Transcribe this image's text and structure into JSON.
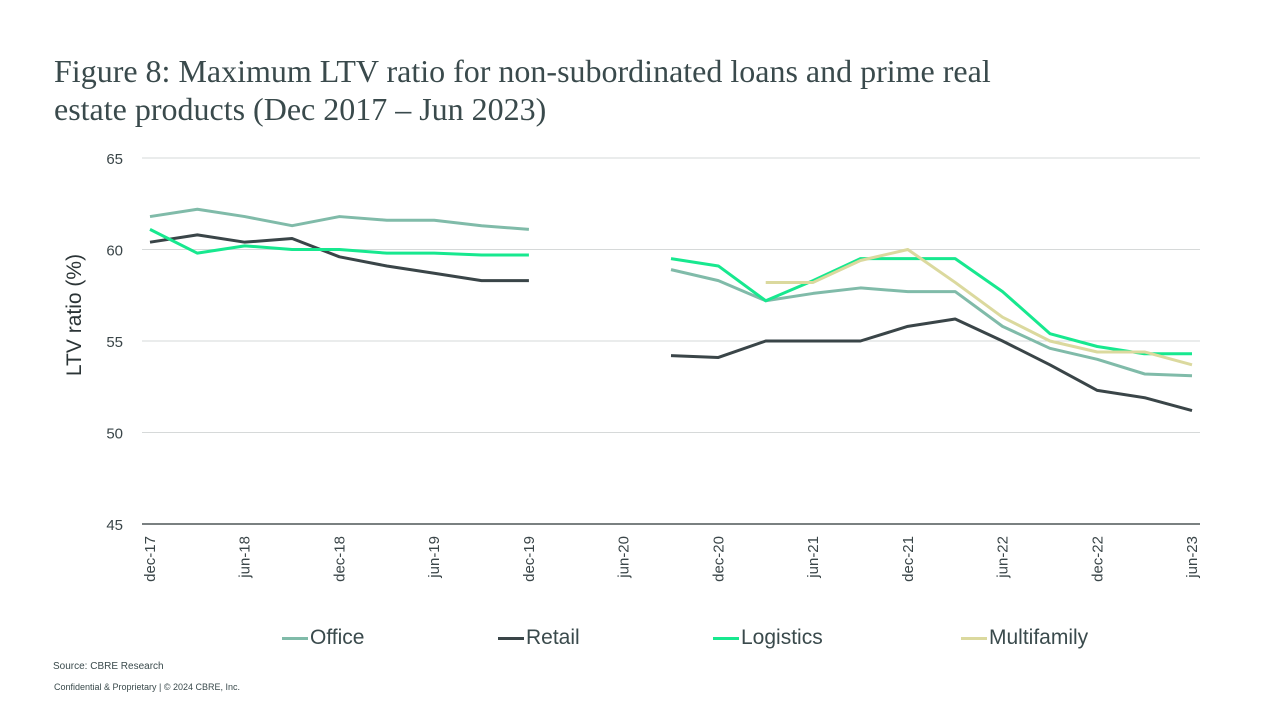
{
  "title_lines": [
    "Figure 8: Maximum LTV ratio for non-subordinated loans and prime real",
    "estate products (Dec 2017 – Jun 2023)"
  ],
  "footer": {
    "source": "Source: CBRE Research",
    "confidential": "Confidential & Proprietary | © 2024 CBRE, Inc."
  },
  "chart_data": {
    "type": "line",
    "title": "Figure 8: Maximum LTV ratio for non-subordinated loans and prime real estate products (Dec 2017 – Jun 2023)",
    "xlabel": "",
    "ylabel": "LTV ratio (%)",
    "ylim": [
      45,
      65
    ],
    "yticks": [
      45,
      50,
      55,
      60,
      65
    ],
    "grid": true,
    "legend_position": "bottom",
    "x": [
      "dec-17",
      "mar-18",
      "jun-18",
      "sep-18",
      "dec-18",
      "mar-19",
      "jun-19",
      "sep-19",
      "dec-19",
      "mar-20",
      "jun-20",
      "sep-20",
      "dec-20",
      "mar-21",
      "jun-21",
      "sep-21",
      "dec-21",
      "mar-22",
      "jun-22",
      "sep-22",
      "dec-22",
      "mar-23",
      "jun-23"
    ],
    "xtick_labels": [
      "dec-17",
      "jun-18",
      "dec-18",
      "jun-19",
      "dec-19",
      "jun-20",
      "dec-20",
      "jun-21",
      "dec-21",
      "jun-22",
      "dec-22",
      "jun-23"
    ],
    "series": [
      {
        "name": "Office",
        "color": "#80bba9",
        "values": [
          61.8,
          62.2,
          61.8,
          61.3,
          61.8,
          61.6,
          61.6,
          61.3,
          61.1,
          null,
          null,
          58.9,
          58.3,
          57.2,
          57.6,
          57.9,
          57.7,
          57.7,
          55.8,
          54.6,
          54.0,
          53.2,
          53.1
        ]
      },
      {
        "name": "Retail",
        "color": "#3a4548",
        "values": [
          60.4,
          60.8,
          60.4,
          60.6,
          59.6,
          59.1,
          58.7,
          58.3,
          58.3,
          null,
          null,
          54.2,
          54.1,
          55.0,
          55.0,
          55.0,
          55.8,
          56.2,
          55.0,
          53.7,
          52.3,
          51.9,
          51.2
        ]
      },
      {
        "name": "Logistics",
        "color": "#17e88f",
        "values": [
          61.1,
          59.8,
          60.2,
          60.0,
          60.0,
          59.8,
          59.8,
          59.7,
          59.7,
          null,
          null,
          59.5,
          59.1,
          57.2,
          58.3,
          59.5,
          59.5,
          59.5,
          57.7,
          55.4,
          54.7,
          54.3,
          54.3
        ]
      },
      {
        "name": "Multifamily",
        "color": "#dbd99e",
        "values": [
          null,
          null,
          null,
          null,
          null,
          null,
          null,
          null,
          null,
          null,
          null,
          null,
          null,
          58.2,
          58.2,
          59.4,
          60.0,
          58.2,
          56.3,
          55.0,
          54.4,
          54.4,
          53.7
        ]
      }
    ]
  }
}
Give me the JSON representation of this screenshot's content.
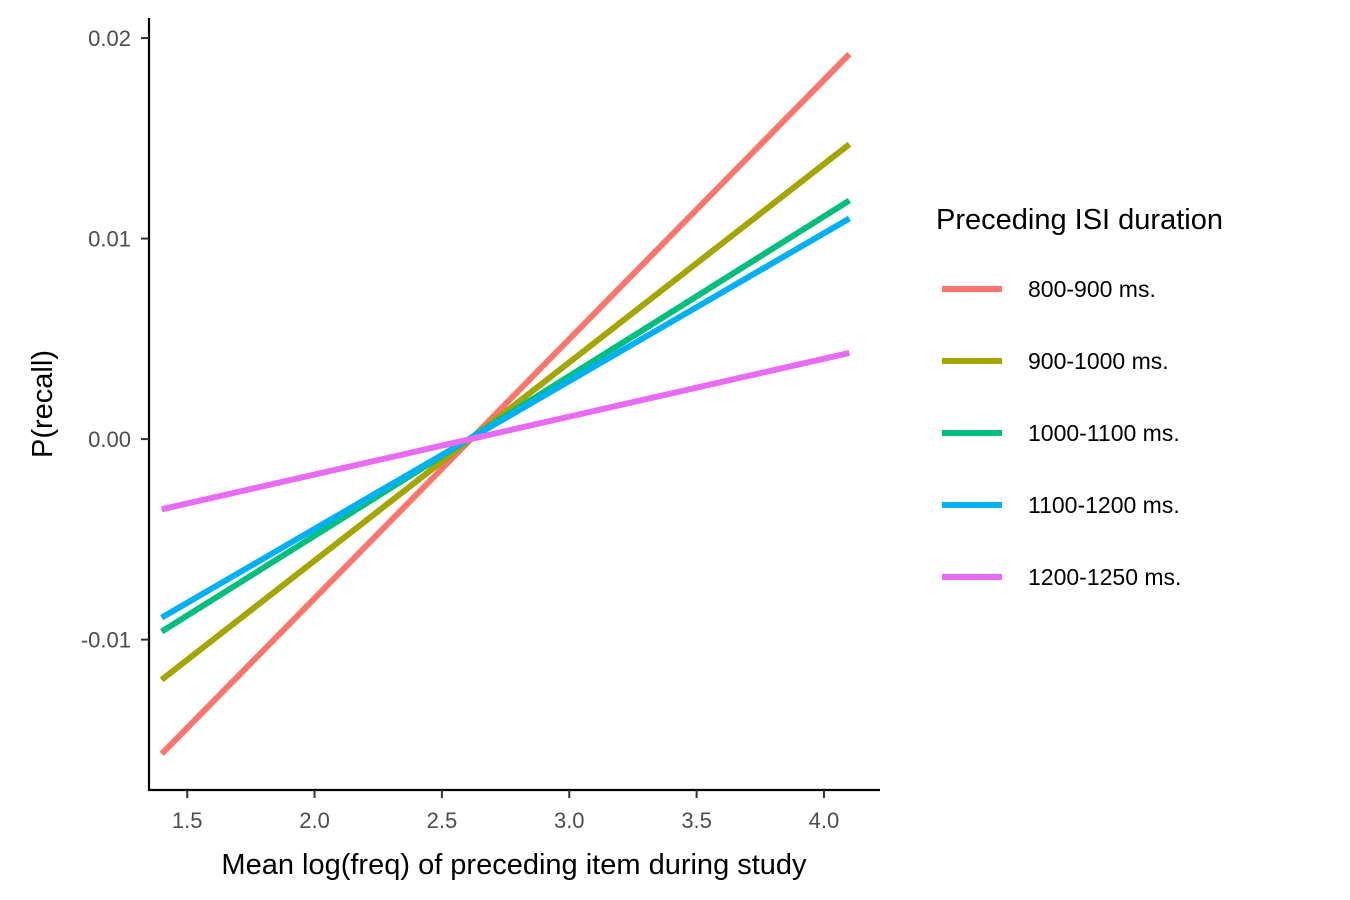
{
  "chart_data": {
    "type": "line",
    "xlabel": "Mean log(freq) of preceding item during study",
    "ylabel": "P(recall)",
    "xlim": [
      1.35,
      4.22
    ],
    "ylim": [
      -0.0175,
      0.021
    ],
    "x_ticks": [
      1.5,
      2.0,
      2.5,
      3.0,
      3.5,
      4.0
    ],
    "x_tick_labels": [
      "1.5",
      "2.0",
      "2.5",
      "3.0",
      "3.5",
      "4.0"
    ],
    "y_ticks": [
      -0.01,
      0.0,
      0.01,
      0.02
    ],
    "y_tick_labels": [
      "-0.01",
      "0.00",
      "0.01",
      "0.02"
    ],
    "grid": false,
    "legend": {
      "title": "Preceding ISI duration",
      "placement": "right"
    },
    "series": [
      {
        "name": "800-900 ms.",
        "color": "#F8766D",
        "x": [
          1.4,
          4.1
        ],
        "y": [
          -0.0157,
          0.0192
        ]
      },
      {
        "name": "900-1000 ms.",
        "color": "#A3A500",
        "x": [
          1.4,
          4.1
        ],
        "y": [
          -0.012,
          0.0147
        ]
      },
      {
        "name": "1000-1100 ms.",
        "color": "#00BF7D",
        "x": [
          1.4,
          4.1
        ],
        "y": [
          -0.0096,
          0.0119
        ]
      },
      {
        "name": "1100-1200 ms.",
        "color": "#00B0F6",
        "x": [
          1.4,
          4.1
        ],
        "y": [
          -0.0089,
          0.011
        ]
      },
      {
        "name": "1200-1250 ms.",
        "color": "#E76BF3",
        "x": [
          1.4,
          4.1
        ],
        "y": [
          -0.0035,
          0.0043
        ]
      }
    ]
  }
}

━━━━

- **Task instructions**
Strip out the images, then output the records above word for word.

- **Output**
Transcribe this image's text and structure into JSON.
{
  "title_lines": [
    "Figure 8: Maximum LTV ratio for non-subordinated loans and prime real",
    "estate products (Dec 2017 – Jun 2023)"
  ],
  "footer": {
    "source": "Source: CBRE Research",
    "confidential": "Confidential & Proprietary | © 2024 CBRE, Inc."
  },
  "chart_data": {
    "type": "line",
    "title": "Figure 8: Maximum LTV ratio for non-subordinated loans and prime real estate products (Dec 2017 – Jun 2023)",
    "xlabel": "",
    "ylabel": "LTV ratio (%)",
    "ylim": [
      45,
      65
    ],
    "yticks": [
      45,
      50,
      55,
      60,
      65
    ],
    "grid": true,
    "legend_position": "bottom",
    "x": [
      "dec-17",
      "mar-18",
      "jun-18",
      "sep-18",
      "dec-18",
      "mar-19",
      "jun-19",
      "sep-19",
      "dec-19",
      "mar-20",
      "jun-20",
      "sep-20",
      "dec-20",
      "mar-21",
      "jun-21",
      "sep-21",
      "dec-21",
      "mar-22",
      "jun-22",
      "sep-22",
      "dec-22",
      "mar-23",
      "jun-23"
    ],
    "xtick_labels": [
      "dec-17",
      "jun-18",
      "dec-18",
      "jun-19",
      "dec-19",
      "jun-20",
      "dec-20",
      "jun-21",
      "dec-21",
      "jun-22",
      "dec-22",
      "jun-23"
    ],
    "series": [
      {
        "name": "Office",
        "color": "#80bba9",
        "values": [
          61.8,
          62.2,
          61.8,
          61.3,
          61.8,
          61.6,
          61.6,
          61.3,
          61.1,
          null,
          null,
          58.9,
          58.3,
          57.2,
          57.6,
          57.9,
          57.7,
          57.7,
          55.8,
          54.6,
          54.0,
          53.2,
          53.1
        ]
      },
      {
        "name": "Retail",
        "color": "#3a4548",
        "values": [
          60.4,
          60.8,
          60.4,
          60.6,
          59.6,
          59.1,
          58.7,
          58.3,
          58.3,
          null,
          null,
          54.2,
          54.1,
          55.0,
          55.0,
          55.0,
          55.8,
          56.2,
          55.0,
          53.7,
          52.3,
          51.9,
          51.2
        ]
      },
      {
        "name": "Logistics",
        "color": "#17e88f",
        "values": [
          61.1,
          59.8,
          60.2,
          60.0,
          60.0,
          59.8,
          59.8,
          59.7,
          59.7,
          null,
          null,
          59.5,
          59.1,
          57.2,
          58.3,
          59.5,
          59.5,
          59.5,
          57.7,
          55.4,
          54.7,
          54.3,
          54.3
        ]
      },
      {
        "name": "Multifamily",
        "color": "#dbd99e",
        "values": [
          null,
          null,
          null,
          null,
          null,
          null,
          null,
          null,
          null,
          null,
          null,
          null,
          null,
          58.2,
          58.2,
          59.4,
          60.0,
          58.2,
          56.3,
          55.0,
          54.4,
          54.4,
          53.7
        ]
      }
    ]
  }
}
Give me the JSON representation of this screenshot's content.
{
  "chart_data": {
    "type": "line",
    "xlabel": "Mean log(freq) of preceding item during study",
    "ylabel": "P(recall)",
    "xlim": [
      1.35,
      4.22
    ],
    "ylim": [
      -0.0175,
      0.021
    ],
    "x_ticks": [
      1.5,
      2.0,
      2.5,
      3.0,
      3.5,
      4.0
    ],
    "x_tick_labels": [
      "1.5",
      "2.0",
      "2.5",
      "3.0",
      "3.5",
      "4.0"
    ],
    "y_ticks": [
      -0.01,
      0.0,
      0.01,
      0.02
    ],
    "y_tick_labels": [
      "-0.01",
      "0.00",
      "0.01",
      "0.02"
    ],
    "grid": false,
    "legend": {
      "title": "Preceding ISI duration",
      "placement": "right"
    },
    "series": [
      {
        "name": "800-900 ms.",
        "color": "#F8766D",
        "x": [
          1.4,
          4.1
        ],
        "y": [
          -0.0157,
          0.0192
        ]
      },
      {
        "name": "900-1000 ms.",
        "color": "#A3A500",
        "x": [
          1.4,
          4.1
        ],
        "y": [
          -0.012,
          0.0147
        ]
      },
      {
        "name": "1000-1100 ms.",
        "color": "#00BF7D",
        "x": [
          1.4,
          4.1
        ],
        "y": [
          -0.0096,
          0.0119
        ]
      },
      {
        "name": "1100-1200 ms.",
        "color": "#00B0F6",
        "x": [
          1.4,
          4.1
        ],
        "y": [
          -0.0089,
          0.011
        ]
      },
      {
        "name": "1200-1250 ms.",
        "color": "#E76BF3",
        "x": [
          1.4,
          4.1
        ],
        "y": [
          -0.0035,
          0.0043
        ]
      }
    ]
  }
}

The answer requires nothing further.